⟨
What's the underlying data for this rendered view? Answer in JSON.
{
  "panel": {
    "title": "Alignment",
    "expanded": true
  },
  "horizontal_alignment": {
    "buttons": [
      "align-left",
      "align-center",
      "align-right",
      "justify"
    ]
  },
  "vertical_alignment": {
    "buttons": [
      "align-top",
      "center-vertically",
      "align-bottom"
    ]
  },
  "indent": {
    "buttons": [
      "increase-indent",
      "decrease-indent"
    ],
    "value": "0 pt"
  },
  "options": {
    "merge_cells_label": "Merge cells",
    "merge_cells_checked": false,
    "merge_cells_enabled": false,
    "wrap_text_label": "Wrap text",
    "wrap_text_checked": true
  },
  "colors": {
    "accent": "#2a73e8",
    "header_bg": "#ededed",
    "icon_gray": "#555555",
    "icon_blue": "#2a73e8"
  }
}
⟩
**Problem description:** Transcribe the data above in its entirety, exactly.

**Output:**
What's the underlying data for this rendered view? Answer in JSON.
{
  "panel": {
    "title": "Alignment",
    "expanded": true
  },
  "horizontal_alignment": {
    "buttons": [
      "align-left",
      "align-center",
      "align-right",
      "justify"
    ]
  },
  "vertical_alignment": {
    "buttons": [
      "align-top",
      "center-vertically",
      "align-bottom"
    ]
  },
  "indent": {
    "buttons": [
      "increase-indent",
      "decrease-indent"
    ],
    "value": "0 pt"
  },
  "options": {
    "merge_cells_label": "Merge cells",
    "merge_cells_checked": false,
    "merge_cells_enabled": false,
    "wrap_text_label": "Wrap text",
    "wrap_text_checked": true
  },
  "colors": {
    "accent": "#2a73e8",
    "header_bg": "#ededed",
    "icon_gray": "#555555",
    "icon_blue": "#2a73e8"
  }
}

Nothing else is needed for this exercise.